_Given records:_
>>>

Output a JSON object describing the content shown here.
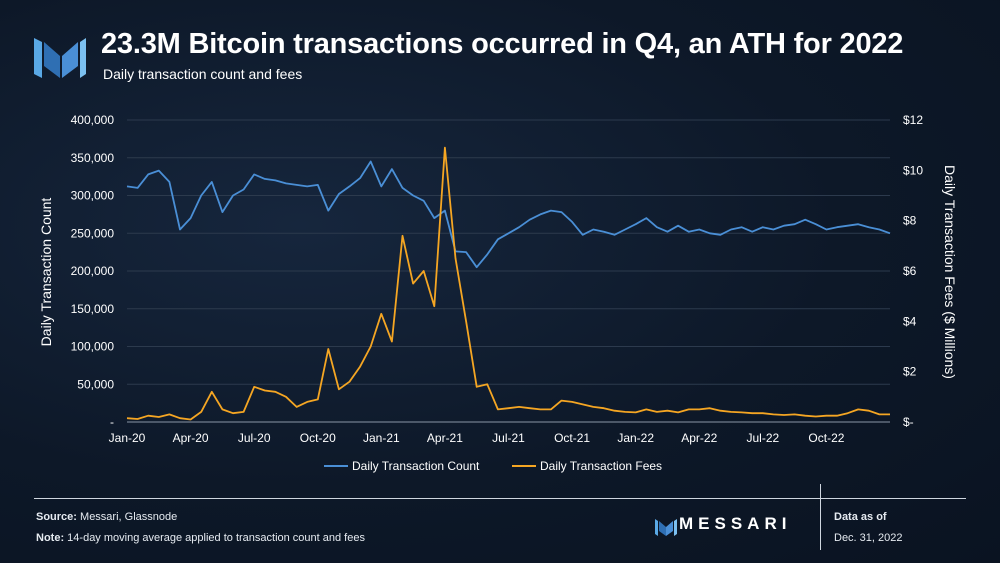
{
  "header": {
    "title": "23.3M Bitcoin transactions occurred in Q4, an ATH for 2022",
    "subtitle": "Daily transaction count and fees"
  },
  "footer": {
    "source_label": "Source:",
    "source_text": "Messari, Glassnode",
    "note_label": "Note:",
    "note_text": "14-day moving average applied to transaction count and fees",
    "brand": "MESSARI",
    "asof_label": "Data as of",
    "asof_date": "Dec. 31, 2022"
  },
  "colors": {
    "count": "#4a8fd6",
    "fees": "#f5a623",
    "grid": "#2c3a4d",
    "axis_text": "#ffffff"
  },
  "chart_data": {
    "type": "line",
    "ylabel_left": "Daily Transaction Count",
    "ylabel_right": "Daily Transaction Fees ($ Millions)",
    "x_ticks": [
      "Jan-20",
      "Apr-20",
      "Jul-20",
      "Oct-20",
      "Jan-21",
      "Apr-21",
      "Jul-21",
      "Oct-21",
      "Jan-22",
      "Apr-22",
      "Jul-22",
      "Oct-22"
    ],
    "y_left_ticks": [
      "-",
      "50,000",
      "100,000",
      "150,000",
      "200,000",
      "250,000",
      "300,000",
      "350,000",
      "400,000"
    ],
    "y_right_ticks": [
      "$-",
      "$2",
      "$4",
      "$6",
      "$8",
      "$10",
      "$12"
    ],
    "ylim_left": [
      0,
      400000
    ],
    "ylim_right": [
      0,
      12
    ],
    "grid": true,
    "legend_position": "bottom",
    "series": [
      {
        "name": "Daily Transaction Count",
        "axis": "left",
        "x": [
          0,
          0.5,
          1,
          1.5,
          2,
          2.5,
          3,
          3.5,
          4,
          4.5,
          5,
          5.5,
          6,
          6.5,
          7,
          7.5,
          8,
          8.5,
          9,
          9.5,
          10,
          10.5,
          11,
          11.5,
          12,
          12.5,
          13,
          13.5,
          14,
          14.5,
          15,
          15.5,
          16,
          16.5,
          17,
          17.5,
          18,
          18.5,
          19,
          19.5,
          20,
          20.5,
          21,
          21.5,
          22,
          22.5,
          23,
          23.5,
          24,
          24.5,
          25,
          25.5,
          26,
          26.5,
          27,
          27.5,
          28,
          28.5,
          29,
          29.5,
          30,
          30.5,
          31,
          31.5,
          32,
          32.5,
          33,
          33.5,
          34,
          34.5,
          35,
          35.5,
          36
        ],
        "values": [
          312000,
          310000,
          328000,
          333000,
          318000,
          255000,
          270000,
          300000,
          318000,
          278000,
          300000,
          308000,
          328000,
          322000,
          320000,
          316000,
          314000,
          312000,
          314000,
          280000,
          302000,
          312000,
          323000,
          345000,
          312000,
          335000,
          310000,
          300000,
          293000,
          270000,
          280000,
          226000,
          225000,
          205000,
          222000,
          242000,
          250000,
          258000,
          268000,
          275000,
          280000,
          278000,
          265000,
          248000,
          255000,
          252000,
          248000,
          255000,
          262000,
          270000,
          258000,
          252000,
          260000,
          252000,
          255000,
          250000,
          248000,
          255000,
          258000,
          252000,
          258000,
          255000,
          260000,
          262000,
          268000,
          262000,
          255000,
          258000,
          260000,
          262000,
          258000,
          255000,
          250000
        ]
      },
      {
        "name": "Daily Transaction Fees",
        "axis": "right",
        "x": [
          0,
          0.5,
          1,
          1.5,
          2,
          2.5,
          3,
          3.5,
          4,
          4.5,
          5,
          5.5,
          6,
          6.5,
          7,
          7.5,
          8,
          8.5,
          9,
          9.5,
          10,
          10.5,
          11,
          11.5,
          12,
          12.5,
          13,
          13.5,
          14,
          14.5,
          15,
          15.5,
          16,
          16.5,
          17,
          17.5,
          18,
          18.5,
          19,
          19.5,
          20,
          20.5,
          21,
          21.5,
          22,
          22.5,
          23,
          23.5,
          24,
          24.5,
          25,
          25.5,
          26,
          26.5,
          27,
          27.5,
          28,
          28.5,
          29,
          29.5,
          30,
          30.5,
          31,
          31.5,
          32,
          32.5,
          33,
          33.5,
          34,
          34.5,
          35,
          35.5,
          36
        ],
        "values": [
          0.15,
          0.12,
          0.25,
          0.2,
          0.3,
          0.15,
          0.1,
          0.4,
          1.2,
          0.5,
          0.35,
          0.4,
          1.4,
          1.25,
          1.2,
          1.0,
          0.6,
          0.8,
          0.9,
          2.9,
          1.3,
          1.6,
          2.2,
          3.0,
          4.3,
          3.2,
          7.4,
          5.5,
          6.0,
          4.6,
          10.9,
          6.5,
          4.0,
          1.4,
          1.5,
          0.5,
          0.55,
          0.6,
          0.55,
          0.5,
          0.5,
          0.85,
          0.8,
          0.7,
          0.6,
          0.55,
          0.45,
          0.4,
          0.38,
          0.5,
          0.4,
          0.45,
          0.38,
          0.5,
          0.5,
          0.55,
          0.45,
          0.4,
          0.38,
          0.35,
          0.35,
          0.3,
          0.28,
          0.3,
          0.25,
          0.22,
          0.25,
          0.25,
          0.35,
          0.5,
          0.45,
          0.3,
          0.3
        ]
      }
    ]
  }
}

<<<

_Instruction:_
The material above holds pictures; copy everything else in it exactly.

_Exercise solution:_
Output a JSON object describing the content shown here.
{
  "header": {
    "title": "23.3M Bitcoin transactions occurred in Q4, an ATH for 2022",
    "subtitle": "Daily transaction count and fees"
  },
  "footer": {
    "source_label": "Source:",
    "source_text": "Messari, Glassnode",
    "note_label": "Note:",
    "note_text": "14-day moving average applied to transaction count and fees",
    "brand": "MESSARI",
    "asof_label": "Data as of",
    "asof_date": "Dec. 31, 2022"
  },
  "colors": {
    "count": "#4a8fd6",
    "fees": "#f5a623",
    "grid": "#2c3a4d",
    "axis_text": "#ffffff"
  },
  "chart_data": {
    "type": "line",
    "ylabel_left": "Daily Transaction Count",
    "ylabel_right": "Daily Transaction Fees ($ Millions)",
    "x_ticks": [
      "Jan-20",
      "Apr-20",
      "Jul-20",
      "Oct-20",
      "Jan-21",
      "Apr-21",
      "Jul-21",
      "Oct-21",
      "Jan-22",
      "Apr-22",
      "Jul-22",
      "Oct-22"
    ],
    "y_left_ticks": [
      "-",
      "50,000",
      "100,000",
      "150,000",
      "200,000",
      "250,000",
      "300,000",
      "350,000",
      "400,000"
    ],
    "y_right_ticks": [
      "$-",
      "$2",
      "$4",
      "$6",
      "$8",
      "$10",
      "$12"
    ],
    "ylim_left": [
      0,
      400000
    ],
    "ylim_right": [
      0,
      12
    ],
    "grid": true,
    "legend_position": "bottom",
    "series": [
      {
        "name": "Daily Transaction Count",
        "axis": "left",
        "x": [
          0,
          0.5,
          1,
          1.5,
          2,
          2.5,
          3,
          3.5,
          4,
          4.5,
          5,
          5.5,
          6,
          6.5,
          7,
          7.5,
          8,
          8.5,
          9,
          9.5,
          10,
          10.5,
          11,
          11.5,
          12,
          12.5,
          13,
          13.5,
          14,
          14.5,
          15,
          15.5,
          16,
          16.5,
          17,
          17.5,
          18,
          18.5,
          19,
          19.5,
          20,
          20.5,
          21,
          21.5,
          22,
          22.5,
          23,
          23.5,
          24,
          24.5,
          25,
          25.5,
          26,
          26.5,
          27,
          27.5,
          28,
          28.5,
          29,
          29.5,
          30,
          30.5,
          31,
          31.5,
          32,
          32.5,
          33,
          33.5,
          34,
          34.5,
          35,
          35.5,
          36
        ],
        "values": [
          312000,
          310000,
          328000,
          333000,
          318000,
          255000,
          270000,
          300000,
          318000,
          278000,
          300000,
          308000,
          328000,
          322000,
          320000,
          316000,
          314000,
          312000,
          314000,
          280000,
          302000,
          312000,
          323000,
          345000,
          312000,
          335000,
          310000,
          300000,
          293000,
          270000,
          280000,
          226000,
          225000,
          205000,
          222000,
          242000,
          250000,
          258000,
          268000,
          275000,
          280000,
          278000,
          265000,
          248000,
          255000,
          252000,
          248000,
          255000,
          262000,
          270000,
          258000,
          252000,
          260000,
          252000,
          255000,
          250000,
          248000,
          255000,
          258000,
          252000,
          258000,
          255000,
          260000,
          262000,
          268000,
          262000,
          255000,
          258000,
          260000,
          262000,
          258000,
          255000,
          250000
        ]
      },
      {
        "name": "Daily Transaction Fees",
        "axis": "right",
        "x": [
          0,
          0.5,
          1,
          1.5,
          2,
          2.5,
          3,
          3.5,
          4,
          4.5,
          5,
          5.5,
          6,
          6.5,
          7,
          7.5,
          8,
          8.5,
          9,
          9.5,
          10,
          10.5,
          11,
          11.5,
          12,
          12.5,
          13,
          13.5,
          14,
          14.5,
          15,
          15.5,
          16,
          16.5,
          17,
          17.5,
          18,
          18.5,
          19,
          19.5,
          20,
          20.5,
          21,
          21.5,
          22,
          22.5,
          23,
          23.5,
          24,
          24.5,
          25,
          25.5,
          26,
          26.5,
          27,
          27.5,
          28,
          28.5,
          29,
          29.5,
          30,
          30.5,
          31,
          31.5,
          32,
          32.5,
          33,
          33.5,
          34,
          34.5,
          35,
          35.5,
          36
        ],
        "values": [
          0.15,
          0.12,
          0.25,
          0.2,
          0.3,
          0.15,
          0.1,
          0.4,
          1.2,
          0.5,
          0.35,
          0.4,
          1.4,
          1.25,
          1.2,
          1.0,
          0.6,
          0.8,
          0.9,
          2.9,
          1.3,
          1.6,
          2.2,
          3.0,
          4.3,
          3.2,
          7.4,
          5.5,
          6.0,
          4.6,
          10.9,
          6.5,
          4.0,
          1.4,
          1.5,
          0.5,
          0.55,
          0.6,
          0.55,
          0.5,
          0.5,
          0.85,
          0.8,
          0.7,
          0.6,
          0.55,
          0.45,
          0.4,
          0.38,
          0.5,
          0.4,
          0.45,
          0.38,
          0.5,
          0.5,
          0.55,
          0.45,
          0.4,
          0.38,
          0.35,
          0.35,
          0.3,
          0.28,
          0.3,
          0.25,
          0.22,
          0.25,
          0.25,
          0.35,
          0.5,
          0.45,
          0.3,
          0.3
        ]
      }
    ]
  }
}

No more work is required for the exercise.